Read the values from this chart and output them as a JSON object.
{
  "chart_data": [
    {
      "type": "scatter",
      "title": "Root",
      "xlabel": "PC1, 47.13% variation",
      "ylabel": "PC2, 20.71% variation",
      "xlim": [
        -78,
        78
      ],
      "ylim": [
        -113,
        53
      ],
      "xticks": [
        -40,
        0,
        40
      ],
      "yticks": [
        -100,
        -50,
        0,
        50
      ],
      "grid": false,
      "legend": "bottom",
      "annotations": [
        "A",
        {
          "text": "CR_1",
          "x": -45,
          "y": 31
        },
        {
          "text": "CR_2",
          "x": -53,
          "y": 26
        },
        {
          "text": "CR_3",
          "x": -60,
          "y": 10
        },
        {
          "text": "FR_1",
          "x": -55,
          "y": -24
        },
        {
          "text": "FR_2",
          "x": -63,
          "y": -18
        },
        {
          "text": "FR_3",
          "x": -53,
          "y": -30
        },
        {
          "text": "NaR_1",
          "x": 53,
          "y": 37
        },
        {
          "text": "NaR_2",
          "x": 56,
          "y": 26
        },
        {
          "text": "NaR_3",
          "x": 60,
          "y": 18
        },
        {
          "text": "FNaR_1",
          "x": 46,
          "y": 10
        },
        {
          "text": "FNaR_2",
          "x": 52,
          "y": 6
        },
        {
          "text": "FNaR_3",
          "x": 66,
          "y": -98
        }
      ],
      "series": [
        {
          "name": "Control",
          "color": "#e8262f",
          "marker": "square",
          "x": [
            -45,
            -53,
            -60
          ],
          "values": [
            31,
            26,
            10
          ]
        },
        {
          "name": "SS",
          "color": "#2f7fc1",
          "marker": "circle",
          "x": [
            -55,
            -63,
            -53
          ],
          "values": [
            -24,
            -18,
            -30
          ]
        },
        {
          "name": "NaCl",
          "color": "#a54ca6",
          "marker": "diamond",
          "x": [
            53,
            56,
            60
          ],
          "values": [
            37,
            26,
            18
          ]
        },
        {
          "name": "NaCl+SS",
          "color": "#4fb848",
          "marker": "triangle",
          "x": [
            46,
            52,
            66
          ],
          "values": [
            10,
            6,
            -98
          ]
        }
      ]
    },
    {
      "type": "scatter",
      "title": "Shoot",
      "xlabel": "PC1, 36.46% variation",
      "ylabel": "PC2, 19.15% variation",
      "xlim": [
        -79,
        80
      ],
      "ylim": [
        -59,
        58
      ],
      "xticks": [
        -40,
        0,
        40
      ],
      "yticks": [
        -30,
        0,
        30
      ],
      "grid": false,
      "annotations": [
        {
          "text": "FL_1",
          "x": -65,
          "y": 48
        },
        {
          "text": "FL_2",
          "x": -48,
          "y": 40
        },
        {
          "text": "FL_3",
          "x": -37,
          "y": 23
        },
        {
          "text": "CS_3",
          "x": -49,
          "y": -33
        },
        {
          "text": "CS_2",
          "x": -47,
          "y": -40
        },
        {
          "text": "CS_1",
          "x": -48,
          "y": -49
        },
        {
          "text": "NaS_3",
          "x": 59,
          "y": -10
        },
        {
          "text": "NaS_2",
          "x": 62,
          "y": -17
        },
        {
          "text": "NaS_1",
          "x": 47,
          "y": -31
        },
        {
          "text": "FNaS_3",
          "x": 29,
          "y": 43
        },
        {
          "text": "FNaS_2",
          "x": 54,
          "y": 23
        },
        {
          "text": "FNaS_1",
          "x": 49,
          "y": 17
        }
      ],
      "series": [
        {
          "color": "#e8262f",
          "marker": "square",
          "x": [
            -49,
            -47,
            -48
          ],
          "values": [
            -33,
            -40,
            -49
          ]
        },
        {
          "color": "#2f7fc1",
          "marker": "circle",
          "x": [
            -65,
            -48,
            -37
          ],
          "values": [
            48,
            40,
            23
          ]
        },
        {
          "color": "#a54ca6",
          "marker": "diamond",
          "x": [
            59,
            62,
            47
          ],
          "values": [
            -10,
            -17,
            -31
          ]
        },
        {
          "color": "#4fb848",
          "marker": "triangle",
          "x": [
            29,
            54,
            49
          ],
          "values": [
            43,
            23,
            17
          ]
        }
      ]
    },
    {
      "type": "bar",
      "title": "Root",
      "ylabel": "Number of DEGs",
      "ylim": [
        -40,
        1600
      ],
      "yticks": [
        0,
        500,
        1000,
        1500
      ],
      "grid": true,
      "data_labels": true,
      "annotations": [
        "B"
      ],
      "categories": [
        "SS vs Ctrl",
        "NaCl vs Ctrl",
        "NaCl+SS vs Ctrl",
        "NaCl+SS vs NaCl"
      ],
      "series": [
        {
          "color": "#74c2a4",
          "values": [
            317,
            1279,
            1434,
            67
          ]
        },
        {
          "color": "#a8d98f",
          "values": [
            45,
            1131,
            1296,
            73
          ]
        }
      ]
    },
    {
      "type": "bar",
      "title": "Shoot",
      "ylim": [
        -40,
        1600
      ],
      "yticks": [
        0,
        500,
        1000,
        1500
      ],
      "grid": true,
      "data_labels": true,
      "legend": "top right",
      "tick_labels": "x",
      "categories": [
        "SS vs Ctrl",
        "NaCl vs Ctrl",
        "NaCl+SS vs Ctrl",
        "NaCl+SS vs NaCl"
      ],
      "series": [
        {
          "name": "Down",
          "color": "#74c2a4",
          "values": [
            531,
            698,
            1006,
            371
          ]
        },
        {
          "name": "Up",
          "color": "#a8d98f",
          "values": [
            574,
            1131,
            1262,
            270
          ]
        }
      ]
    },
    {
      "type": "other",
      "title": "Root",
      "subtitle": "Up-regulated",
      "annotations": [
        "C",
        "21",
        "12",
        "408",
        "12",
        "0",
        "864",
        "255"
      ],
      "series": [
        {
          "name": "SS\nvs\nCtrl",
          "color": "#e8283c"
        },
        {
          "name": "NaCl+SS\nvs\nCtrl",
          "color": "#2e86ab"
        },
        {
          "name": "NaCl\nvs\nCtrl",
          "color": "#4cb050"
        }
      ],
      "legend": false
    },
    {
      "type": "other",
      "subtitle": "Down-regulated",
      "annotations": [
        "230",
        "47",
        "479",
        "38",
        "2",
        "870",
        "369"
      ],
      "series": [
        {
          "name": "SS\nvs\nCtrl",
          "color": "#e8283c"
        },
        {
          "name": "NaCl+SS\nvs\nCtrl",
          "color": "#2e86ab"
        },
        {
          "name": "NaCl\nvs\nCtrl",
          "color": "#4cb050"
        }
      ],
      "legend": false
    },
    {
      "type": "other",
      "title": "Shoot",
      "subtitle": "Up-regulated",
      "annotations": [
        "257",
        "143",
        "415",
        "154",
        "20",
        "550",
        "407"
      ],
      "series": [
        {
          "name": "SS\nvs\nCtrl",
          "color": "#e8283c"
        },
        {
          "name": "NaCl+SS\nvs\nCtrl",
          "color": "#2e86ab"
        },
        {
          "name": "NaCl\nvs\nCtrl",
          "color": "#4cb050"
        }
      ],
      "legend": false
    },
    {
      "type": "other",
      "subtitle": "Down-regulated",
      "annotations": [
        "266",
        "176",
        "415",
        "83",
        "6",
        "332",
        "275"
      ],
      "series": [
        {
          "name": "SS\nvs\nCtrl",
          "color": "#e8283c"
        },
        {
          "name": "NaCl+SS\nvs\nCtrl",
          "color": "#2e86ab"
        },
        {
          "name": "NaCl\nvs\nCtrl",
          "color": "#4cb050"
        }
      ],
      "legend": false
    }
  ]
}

---

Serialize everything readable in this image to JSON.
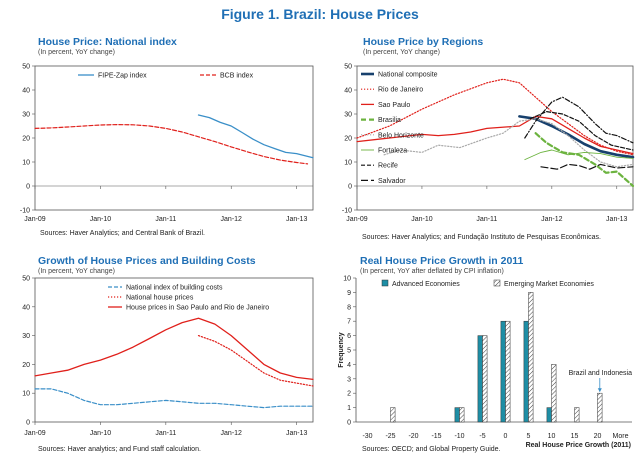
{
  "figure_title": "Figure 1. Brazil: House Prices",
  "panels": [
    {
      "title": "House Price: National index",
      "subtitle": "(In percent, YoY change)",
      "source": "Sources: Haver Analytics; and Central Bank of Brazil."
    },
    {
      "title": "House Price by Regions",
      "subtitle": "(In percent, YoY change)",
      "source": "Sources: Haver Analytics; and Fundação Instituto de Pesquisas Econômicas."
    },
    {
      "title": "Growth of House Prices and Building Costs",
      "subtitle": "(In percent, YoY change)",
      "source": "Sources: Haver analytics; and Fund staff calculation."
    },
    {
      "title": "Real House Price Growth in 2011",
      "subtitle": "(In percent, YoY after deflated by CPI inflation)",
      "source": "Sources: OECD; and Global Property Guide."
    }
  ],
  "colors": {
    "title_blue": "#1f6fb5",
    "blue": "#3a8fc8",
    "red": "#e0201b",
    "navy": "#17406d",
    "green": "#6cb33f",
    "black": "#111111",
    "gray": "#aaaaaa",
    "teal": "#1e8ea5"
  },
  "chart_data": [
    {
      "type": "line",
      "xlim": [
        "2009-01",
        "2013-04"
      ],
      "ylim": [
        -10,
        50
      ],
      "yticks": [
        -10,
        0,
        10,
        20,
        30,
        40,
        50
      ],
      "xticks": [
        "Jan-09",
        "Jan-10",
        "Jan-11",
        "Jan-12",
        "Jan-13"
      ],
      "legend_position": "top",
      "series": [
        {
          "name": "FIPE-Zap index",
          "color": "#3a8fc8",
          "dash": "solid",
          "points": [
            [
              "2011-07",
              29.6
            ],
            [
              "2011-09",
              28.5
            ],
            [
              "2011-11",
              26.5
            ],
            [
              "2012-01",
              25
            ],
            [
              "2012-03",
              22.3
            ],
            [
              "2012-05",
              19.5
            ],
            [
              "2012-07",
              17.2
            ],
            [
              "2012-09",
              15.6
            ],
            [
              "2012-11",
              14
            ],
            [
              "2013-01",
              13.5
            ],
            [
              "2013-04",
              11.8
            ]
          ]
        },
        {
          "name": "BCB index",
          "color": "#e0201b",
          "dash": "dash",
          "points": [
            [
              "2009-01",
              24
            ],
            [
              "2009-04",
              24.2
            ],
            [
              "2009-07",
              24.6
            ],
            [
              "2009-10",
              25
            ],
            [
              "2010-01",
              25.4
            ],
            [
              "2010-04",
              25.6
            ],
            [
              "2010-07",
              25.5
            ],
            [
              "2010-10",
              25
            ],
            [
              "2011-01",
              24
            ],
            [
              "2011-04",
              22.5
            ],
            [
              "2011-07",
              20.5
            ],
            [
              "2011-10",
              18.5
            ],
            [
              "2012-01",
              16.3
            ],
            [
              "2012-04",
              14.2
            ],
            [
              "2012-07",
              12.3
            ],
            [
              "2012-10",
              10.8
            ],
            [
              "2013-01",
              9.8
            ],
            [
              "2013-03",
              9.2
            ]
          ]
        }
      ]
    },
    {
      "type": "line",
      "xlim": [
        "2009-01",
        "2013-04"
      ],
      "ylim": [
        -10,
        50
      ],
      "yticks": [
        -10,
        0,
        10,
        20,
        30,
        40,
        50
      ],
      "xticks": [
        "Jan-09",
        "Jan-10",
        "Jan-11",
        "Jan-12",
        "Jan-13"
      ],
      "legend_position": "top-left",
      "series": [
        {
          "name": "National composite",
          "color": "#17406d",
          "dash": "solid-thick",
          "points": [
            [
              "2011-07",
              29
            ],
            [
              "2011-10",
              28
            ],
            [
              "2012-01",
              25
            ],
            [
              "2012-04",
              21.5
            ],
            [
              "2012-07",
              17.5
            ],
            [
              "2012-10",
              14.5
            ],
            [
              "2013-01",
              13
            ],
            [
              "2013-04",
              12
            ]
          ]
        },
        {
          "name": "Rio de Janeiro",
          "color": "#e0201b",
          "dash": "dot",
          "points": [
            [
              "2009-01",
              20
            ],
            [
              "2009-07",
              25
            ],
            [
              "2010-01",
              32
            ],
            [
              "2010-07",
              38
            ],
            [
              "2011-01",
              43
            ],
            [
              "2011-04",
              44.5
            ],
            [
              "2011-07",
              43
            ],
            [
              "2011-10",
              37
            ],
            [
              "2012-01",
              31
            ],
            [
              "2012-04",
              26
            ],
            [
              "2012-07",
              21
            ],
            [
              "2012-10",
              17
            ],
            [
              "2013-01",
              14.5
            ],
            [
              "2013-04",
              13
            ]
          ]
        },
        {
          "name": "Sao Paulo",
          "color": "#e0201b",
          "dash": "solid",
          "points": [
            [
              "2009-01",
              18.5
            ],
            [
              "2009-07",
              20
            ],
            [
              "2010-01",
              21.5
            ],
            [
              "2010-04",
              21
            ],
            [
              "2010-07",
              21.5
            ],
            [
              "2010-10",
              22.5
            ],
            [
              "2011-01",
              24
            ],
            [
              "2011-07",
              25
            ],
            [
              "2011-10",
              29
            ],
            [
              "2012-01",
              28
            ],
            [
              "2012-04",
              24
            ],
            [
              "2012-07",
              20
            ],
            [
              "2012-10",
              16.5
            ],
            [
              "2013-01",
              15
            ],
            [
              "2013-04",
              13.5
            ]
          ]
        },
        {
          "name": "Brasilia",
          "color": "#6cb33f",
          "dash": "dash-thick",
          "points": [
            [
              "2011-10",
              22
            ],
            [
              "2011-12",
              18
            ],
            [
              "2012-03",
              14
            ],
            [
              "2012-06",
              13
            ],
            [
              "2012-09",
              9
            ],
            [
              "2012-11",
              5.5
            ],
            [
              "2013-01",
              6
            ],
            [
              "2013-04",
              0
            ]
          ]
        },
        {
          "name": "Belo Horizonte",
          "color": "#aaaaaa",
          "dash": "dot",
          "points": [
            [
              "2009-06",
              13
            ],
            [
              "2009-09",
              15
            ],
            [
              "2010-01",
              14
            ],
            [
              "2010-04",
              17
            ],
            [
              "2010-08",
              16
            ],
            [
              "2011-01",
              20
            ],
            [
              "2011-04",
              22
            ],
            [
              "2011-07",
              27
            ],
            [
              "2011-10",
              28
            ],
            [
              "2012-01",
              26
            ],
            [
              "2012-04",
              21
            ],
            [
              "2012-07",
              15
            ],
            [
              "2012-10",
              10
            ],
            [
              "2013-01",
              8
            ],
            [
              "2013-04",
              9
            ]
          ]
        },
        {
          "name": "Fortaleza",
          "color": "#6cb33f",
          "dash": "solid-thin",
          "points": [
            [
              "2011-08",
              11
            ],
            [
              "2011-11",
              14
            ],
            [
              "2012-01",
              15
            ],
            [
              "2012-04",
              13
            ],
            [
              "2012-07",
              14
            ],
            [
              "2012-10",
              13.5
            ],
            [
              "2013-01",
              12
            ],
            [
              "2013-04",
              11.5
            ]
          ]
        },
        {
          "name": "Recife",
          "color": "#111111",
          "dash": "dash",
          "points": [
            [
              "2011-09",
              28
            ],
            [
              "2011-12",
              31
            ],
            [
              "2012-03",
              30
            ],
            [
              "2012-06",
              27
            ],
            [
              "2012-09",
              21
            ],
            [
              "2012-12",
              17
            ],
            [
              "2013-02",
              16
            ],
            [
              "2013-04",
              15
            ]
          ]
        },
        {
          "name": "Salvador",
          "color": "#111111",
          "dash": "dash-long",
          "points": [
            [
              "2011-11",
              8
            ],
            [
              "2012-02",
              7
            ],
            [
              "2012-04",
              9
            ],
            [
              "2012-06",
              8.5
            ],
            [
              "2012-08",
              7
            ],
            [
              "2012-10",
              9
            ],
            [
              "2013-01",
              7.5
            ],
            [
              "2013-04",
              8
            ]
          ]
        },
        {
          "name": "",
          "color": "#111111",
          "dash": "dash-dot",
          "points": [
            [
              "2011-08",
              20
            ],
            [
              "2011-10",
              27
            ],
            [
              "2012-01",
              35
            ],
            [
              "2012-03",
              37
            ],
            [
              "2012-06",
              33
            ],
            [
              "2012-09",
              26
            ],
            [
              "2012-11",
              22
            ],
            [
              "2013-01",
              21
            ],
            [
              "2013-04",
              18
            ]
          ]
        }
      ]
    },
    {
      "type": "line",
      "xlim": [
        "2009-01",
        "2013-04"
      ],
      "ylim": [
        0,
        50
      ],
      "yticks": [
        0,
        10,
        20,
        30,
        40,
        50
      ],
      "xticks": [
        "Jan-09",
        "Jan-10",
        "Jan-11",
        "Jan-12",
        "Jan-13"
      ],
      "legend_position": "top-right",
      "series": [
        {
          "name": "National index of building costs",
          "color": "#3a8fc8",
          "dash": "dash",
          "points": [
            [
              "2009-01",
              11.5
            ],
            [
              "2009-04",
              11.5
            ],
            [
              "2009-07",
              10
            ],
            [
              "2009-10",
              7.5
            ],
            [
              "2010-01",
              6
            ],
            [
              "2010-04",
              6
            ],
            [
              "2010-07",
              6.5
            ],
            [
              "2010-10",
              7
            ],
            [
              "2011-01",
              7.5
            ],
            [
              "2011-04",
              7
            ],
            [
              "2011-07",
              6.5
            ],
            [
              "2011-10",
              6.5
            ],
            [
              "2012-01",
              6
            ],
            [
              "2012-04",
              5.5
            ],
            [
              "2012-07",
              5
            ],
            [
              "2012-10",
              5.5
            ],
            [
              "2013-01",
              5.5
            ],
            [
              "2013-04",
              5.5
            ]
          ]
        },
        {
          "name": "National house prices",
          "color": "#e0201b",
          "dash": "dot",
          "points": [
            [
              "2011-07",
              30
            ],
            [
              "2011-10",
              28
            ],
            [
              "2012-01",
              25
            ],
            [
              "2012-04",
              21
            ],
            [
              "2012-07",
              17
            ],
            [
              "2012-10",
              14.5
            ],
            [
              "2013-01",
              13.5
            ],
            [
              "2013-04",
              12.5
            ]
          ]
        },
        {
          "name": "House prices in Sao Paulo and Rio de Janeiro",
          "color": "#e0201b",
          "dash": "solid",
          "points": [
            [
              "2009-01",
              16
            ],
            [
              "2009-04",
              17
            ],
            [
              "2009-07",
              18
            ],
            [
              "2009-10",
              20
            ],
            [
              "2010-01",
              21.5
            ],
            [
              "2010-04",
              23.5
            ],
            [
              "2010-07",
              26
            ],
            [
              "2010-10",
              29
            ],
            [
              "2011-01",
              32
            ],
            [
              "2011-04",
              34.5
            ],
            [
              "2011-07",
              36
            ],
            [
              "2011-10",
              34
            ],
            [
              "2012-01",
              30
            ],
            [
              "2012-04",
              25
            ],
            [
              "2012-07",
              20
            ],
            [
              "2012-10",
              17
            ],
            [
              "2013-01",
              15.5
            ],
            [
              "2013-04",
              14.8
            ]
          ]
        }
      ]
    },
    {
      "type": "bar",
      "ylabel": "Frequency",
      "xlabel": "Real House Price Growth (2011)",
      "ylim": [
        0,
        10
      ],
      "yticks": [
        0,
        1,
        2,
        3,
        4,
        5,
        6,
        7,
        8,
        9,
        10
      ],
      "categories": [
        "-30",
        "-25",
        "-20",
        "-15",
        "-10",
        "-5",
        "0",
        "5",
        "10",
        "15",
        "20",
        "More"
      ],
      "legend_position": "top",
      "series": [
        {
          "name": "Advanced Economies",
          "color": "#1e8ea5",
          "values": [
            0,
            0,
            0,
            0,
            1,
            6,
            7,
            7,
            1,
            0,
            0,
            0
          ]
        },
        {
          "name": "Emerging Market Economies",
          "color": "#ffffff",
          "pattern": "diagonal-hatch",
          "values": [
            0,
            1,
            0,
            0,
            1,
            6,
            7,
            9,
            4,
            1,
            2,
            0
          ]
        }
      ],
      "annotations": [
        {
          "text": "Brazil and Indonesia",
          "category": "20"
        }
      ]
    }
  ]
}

==

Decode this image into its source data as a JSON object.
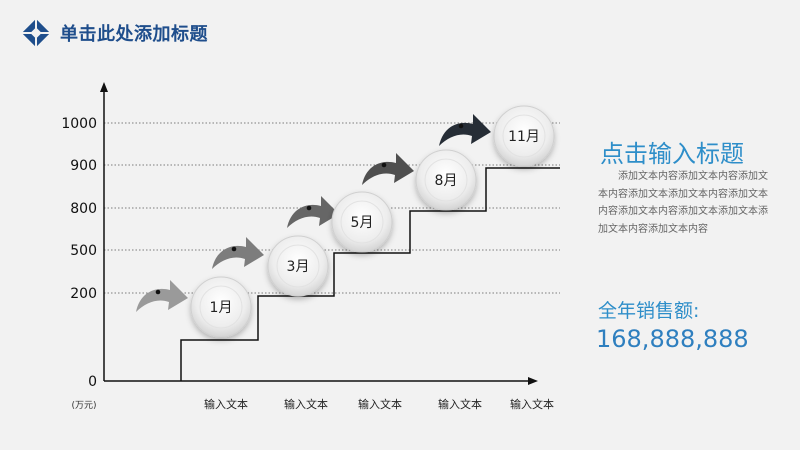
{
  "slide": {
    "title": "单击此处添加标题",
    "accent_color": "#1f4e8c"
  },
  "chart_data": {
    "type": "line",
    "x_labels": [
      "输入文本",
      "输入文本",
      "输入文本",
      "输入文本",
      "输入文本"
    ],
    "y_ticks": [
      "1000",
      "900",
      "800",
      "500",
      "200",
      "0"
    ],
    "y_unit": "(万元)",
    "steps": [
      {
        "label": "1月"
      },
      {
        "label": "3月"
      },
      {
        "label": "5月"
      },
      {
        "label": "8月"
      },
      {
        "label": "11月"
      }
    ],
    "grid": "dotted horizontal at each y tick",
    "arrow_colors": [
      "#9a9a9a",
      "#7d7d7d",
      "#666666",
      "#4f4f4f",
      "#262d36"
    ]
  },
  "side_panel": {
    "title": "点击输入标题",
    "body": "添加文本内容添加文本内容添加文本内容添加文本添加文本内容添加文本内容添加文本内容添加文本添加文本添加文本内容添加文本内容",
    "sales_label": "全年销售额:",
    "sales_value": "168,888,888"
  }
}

» Job
Read the data above and pull out each line that holds the string "right".

» Correct result
      "legend": "top right",
      "legend_position": "top-right",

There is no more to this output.